◆ **What needs to be done**: Write out all of the entries that follow, word for word, but skip the pictures.

◆ **Source data**:

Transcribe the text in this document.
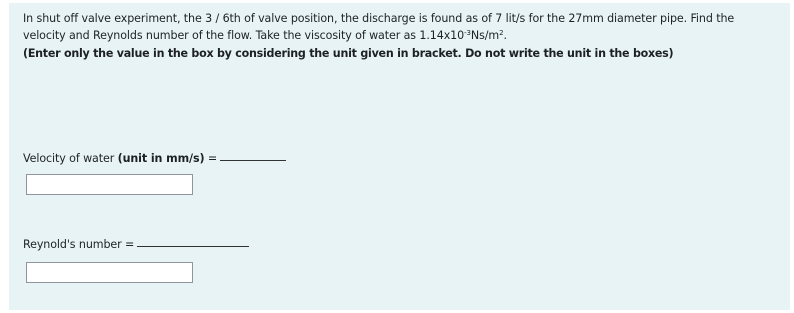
In shut off valve experiment, the 3 / 6th of valve position, the discharge is found as of 7 lit/s for the 27mm diameter pipe. Find the velocity and Reynolds number of the flow. Take the viscosity of water as $1.14x10^{-3}Ns/m^2$.

(Enter only the value in the box by considering the unit given in bracket. Do not write the unit in the boxes)

Velocity of water (unit in mm/s) =
Reynold's number =
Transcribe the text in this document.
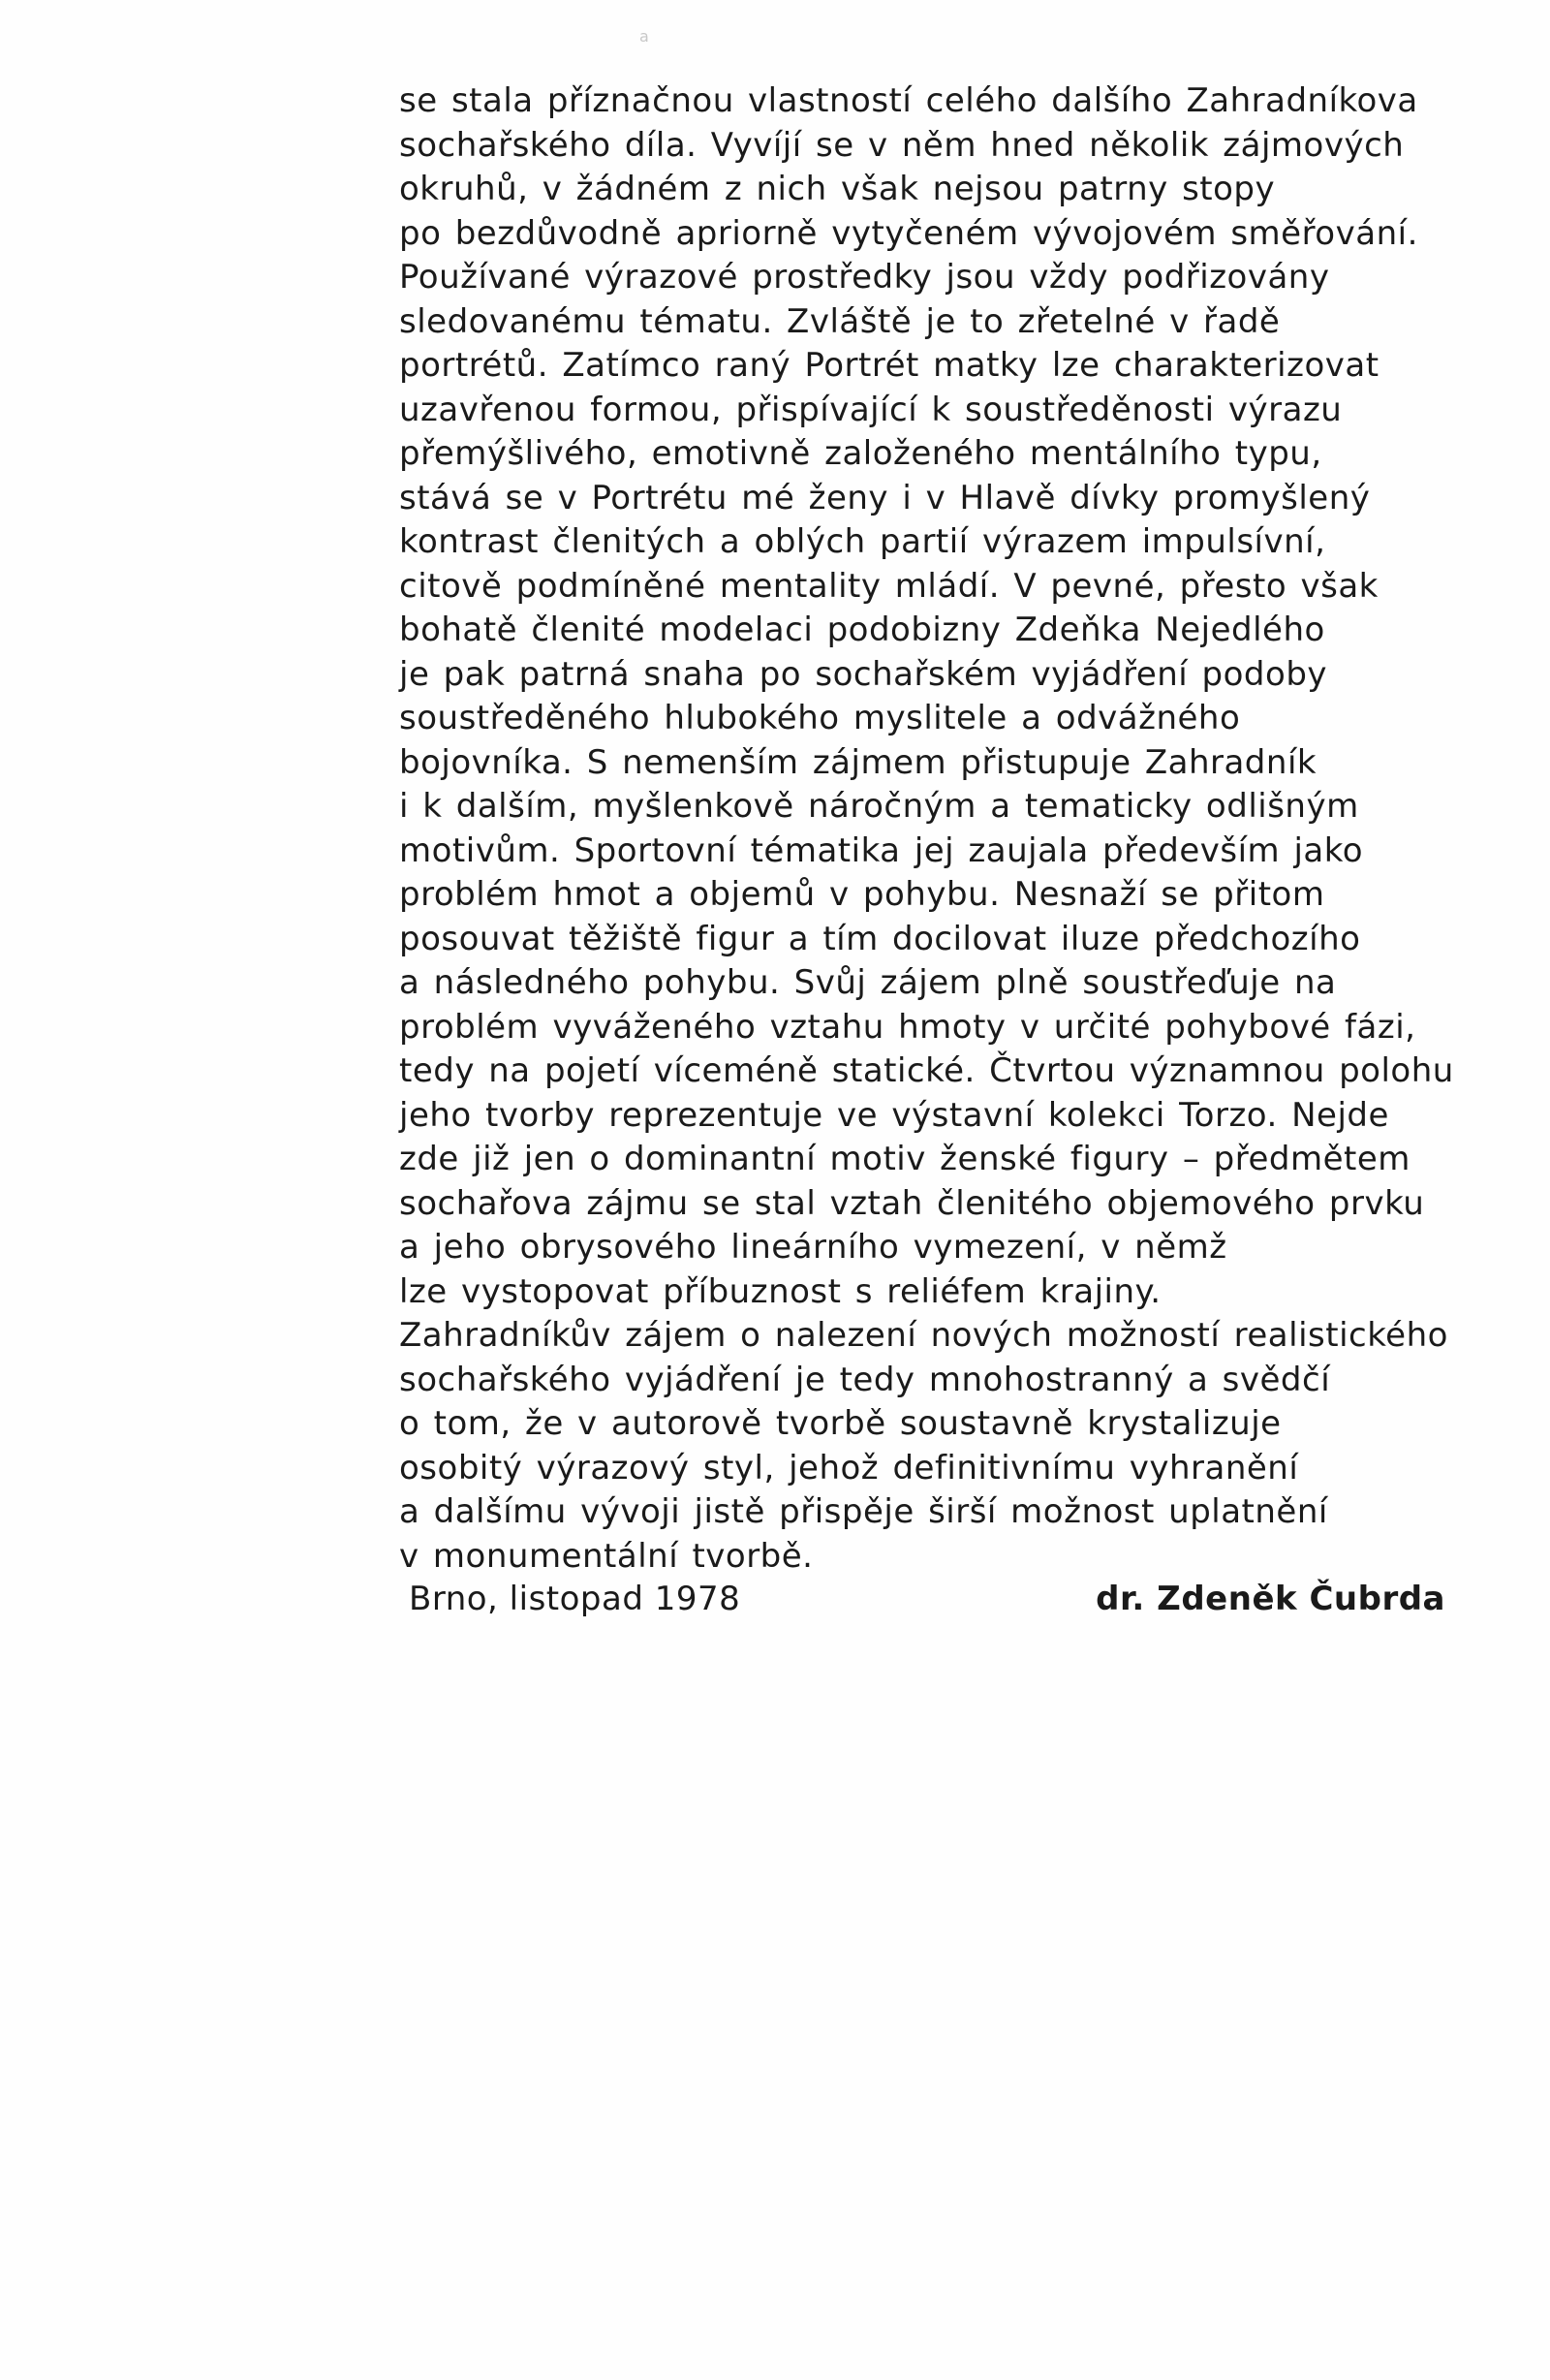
a
se stala příznačnou vlastností celého dalšího Zahradníkova
sochařského díla. Vyvíjí se v něm hned několik zájmových
okruhů, v žádném z nich však nejsou patrny stopy
po bezdůvodně apriorně vytyčeném vývojovém směřování.
Používané výrazové prostředky jsou vždy podřizovány
sledovanému tématu. Zvláště je to zřetelné v řadě
portrétů. Zatímco raný Portrét matky lze charakterizovat
uzavřenou formou, přispívající k soustředěnosti výrazu
přemýšlivého, emotivně založeného mentálního typu,
stává se v Portrétu mé ženy i v Hlavě dívky promyšlený
kontrast členitých a oblých partií výrazem impulsívní,
citově podmíněné mentality mládí. V pevné, přesto však
bohatě členité modelaci podobizny Zdeňka Nejedlého
je pak patrná snaha po sochařském vyjádření podoby
soustředěného hlubokého myslitele a odvážného
bojovníka. S nemenším zájmem přistupuje Zahradník
i k dalším, myšlenkově náročným a tematicky odlišným
motivům. Sportovní tématika jej zaujala především jako
problém hmot a objemů v pohybu. Nesnaží se přitom
posouvat těžiště figur a tím docilovat iluze předchozího
a následného pohybu. Svůj zájem plně soustřeďuje na
problém vyváženého vztahu hmoty v určité pohybové fázi,
tedy na pojetí víceméně statické. Čtvrtou významnou polohu
jeho tvorby reprezentuje ve výstavní kolekci Torzo. Nejde
zde již jen o dominantní motiv ženské figury – předmětem
sochařova zájmu se stal vztah členitého objemového prvku
a jeho obrysového lineárního vymezení, v němž
lze vystopovat příbuznost s reliéfem krajiny.
Zahradníkův zájem o nalezení nových možností realistického
sochařského vyjádření je tedy mnohostranný a svědčí
o tom, že v autorově tvorbě soustavně krystalizuje
osobitý výrazový styl, jehož definitivnímu vyhranění
a dalšímu vývoji jistě přispěje širší možnost uplatnění
v monumentální tvorbě.
Brno, listopad 1978	dr. Zdeněk Čubrda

◆ **Answer below**:
Transcribe the text in this document.
In shut off valve experiment, the 3 / 6th of valve position, the discharge is found as of 7 lit/s for the 27mm diameter pipe. Find the velocity and Reynolds number of the flow. Take the viscosity of water as $1.14x10^{-3}Ns/m^2$.

(Enter only the value in the box by considering the unit given in bracket. Do not write the unit in the boxes)

Velocity of water (unit in mm/s) =
Reynold's number =
Transcribe the text in this document.
a
se stala příznačnou vlastností celého dalšího Zahradníkova
sochařského díla. Vyvíjí se v něm hned několik zájmových
okruhů, v žádném z nich však nejsou patrny stopy
po bezdůvodně apriorně vytyčeném vývojovém směřování.
Používané výrazové prostředky jsou vždy podřizovány
sledovanému tématu. Zvláště je to zřetelné v řadě
portrétů. Zatímco raný Portrét matky lze charakterizovat
uzavřenou formou, přispívající k soustředěnosti výrazu
přemýšlivého, emotivně založeného mentálního typu,
stává se v Portrétu mé ženy i v Hlavě dívky promyšlený
kontrast členitých a oblých partií výrazem impulsívní,
citově podmíněné mentality mládí. V pevné, přesto však
bohatě členité modelaci podobizny Zdeňka Nejedlého
je pak patrná snaha po sochařském vyjádření podoby
soustředěného hlubokého myslitele a odvážného
bojovníka. S nemenším zájmem přistupuje Zahradník
i k dalším, myšlenkově náročným a tematicky odlišným
motivům. Sportovní tématika jej zaujala především jako
problém hmot a objemů v pohybu. Nesnaží se přitom
posouvat těžiště figur a tím docilovat iluze předchozího
a následného pohybu. Svůj zájem plně soustřeďuje na
problém vyváženého vztahu hmoty v určité pohybové fázi,
tedy na pojetí víceméně statické. Čtvrtou významnou polohu
jeho tvorby reprezentuje ve výstavní kolekci Torzo. Nejde
zde již jen o dominantní motiv ženské figury – předmětem
sochařova zájmu se stal vztah členitého objemového prvku
a jeho obrysového lineárního vymezení, v němž
lze vystopovat příbuznost s reliéfem krajiny.
Zahradníkův zájem o nalezení nových možností realistického
sochařského vyjádření je tedy mnohostranný a svědčí
o tom, že v autorově tvorbě soustavně krystalizuje
osobitý výrazový styl, jehož definitivnímu vyhranění
a dalšímu vývoji jistě přispěje širší možnost uplatnění
v monumentální tvorbě.
Brno, listopad 1978	dr. Zdeněk Čubrda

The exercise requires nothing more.